Challenge: Scan the records and identify every line in which the string "title" occurs, then return those lines.

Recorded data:
● ● ● ●

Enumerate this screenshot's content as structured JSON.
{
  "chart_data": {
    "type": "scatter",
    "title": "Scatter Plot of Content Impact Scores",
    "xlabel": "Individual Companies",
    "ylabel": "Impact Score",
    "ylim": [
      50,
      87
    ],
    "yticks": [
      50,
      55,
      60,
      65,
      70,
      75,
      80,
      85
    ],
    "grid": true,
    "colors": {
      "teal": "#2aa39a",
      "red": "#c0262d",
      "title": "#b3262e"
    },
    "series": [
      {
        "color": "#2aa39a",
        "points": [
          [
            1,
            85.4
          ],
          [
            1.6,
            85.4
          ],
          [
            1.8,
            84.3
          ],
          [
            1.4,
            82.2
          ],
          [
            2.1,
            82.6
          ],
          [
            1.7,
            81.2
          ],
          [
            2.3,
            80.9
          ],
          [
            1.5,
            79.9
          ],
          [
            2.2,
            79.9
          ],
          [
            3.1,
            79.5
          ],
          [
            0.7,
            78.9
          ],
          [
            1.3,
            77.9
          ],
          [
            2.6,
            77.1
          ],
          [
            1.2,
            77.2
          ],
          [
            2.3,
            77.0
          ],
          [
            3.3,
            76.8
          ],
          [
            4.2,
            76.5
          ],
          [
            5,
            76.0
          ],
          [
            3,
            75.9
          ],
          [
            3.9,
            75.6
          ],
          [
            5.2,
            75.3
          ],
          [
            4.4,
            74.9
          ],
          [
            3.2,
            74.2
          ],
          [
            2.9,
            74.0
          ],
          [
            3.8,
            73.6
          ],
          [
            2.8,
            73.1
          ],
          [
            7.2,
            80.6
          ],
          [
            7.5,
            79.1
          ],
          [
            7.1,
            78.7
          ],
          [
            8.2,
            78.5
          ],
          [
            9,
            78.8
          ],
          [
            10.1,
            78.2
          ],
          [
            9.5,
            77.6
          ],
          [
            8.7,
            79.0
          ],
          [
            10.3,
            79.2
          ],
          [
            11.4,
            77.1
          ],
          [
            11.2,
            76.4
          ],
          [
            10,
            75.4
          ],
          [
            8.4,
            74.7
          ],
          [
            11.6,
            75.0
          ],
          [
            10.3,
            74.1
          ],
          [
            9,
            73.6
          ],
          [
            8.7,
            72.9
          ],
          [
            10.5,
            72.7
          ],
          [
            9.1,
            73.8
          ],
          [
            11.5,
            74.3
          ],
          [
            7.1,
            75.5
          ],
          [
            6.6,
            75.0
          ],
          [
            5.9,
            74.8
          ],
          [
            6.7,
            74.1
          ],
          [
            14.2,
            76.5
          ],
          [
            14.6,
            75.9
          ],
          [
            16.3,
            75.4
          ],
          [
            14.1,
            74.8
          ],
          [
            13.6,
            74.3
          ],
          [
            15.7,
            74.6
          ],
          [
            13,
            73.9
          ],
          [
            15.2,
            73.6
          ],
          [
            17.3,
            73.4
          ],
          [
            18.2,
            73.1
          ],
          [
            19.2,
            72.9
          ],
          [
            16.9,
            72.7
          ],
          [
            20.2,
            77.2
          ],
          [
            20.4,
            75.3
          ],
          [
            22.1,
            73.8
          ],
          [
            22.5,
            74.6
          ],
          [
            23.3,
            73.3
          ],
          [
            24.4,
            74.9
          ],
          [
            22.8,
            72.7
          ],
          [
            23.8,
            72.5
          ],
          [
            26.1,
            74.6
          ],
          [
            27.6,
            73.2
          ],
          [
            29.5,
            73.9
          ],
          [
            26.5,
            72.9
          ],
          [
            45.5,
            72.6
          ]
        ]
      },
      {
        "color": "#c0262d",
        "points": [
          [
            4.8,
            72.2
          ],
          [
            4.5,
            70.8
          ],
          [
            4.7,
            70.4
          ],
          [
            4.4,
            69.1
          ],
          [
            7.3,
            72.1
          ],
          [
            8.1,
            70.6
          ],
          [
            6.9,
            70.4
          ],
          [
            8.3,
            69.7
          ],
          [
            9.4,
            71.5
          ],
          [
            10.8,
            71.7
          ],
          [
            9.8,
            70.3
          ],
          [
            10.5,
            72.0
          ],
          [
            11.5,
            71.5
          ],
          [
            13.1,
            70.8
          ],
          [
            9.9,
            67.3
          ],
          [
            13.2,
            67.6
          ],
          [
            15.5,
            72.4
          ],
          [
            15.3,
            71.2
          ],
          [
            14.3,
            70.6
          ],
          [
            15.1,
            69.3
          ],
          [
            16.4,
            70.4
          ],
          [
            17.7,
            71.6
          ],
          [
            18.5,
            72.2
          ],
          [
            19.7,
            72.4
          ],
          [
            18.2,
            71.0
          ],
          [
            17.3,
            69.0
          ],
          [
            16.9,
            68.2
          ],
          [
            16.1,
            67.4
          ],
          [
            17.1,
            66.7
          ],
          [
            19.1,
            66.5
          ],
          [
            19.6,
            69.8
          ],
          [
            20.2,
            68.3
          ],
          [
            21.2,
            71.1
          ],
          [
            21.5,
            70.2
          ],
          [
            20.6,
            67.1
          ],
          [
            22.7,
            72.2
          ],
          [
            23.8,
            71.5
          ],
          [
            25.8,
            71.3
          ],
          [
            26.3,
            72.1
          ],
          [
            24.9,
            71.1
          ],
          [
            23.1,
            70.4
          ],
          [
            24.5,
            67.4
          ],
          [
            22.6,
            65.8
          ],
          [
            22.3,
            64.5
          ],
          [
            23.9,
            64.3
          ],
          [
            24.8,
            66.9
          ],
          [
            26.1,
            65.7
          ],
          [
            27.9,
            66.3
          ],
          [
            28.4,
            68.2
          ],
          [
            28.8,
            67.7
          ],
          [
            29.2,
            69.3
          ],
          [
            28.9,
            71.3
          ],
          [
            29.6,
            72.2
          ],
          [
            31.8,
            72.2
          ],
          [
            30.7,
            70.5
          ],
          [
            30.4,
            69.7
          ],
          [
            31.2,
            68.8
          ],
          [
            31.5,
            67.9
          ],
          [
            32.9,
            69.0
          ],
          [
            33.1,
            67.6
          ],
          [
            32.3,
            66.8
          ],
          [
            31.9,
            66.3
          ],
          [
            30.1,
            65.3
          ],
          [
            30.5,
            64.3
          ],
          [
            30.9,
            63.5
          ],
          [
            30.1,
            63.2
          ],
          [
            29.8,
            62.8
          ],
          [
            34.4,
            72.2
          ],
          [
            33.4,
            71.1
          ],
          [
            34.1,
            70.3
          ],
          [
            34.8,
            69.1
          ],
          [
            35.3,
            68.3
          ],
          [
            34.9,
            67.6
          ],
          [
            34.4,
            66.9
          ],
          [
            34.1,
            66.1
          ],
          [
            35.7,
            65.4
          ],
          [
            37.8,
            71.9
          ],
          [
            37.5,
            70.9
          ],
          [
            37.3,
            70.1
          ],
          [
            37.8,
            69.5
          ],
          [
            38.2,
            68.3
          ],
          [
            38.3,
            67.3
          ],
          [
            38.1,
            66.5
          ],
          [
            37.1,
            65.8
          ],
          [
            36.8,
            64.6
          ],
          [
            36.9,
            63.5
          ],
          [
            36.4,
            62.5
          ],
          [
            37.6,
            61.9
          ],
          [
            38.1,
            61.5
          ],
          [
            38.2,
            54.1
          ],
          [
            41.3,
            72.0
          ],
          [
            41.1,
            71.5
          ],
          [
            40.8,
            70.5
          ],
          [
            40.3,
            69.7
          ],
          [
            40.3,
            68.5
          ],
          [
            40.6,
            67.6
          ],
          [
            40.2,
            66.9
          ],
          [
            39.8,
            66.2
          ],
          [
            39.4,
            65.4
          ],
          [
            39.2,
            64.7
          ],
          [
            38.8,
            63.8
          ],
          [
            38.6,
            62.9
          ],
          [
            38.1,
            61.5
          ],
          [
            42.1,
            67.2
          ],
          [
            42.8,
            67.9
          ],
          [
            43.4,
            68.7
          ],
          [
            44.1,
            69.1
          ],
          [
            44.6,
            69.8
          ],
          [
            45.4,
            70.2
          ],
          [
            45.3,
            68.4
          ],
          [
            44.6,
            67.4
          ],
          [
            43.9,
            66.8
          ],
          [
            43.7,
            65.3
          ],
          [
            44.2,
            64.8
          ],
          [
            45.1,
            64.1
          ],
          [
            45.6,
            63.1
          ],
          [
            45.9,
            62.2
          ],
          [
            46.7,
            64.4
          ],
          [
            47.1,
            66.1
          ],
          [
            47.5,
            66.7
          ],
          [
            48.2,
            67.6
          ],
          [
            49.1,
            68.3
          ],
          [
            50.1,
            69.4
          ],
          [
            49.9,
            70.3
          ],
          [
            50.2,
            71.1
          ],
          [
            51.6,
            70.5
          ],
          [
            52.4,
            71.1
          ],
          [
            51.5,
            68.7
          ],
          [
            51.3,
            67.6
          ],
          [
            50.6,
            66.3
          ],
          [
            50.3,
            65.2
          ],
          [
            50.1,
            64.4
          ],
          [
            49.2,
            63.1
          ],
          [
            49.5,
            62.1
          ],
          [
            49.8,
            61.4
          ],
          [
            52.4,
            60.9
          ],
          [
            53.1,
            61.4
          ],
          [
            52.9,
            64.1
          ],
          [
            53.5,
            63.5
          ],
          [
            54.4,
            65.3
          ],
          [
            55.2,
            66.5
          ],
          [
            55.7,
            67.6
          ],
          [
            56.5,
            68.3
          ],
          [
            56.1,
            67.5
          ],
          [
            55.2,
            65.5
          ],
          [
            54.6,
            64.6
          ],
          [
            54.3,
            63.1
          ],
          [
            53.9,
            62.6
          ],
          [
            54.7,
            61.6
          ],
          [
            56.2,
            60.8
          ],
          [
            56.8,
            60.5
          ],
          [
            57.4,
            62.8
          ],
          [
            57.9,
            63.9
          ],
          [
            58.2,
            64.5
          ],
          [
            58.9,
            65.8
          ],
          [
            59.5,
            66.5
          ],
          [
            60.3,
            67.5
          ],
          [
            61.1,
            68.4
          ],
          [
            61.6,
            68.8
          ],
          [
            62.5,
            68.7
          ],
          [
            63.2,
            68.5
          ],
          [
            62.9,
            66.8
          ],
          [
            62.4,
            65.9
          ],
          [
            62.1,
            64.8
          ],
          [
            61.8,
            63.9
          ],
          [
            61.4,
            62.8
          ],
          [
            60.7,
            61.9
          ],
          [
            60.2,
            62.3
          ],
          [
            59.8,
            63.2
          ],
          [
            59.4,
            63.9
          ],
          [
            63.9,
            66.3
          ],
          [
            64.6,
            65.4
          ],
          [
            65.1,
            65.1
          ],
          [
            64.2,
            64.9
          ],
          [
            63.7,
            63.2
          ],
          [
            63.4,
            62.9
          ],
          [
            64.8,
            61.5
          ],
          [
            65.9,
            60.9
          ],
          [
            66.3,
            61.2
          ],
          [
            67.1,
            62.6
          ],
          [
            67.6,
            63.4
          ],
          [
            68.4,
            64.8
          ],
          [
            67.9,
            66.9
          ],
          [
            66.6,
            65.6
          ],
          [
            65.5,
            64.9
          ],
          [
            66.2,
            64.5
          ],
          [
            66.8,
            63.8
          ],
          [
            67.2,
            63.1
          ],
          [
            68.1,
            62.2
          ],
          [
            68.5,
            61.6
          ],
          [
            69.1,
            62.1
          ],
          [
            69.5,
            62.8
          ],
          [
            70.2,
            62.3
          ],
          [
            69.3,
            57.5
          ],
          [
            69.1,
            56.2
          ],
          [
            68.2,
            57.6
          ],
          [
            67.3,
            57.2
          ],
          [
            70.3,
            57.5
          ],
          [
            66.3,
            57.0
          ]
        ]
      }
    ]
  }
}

● ● ● ●

Full answer:
    "title": "Scatter Plot of Content Impact Scores",
      "title": "#b3262e"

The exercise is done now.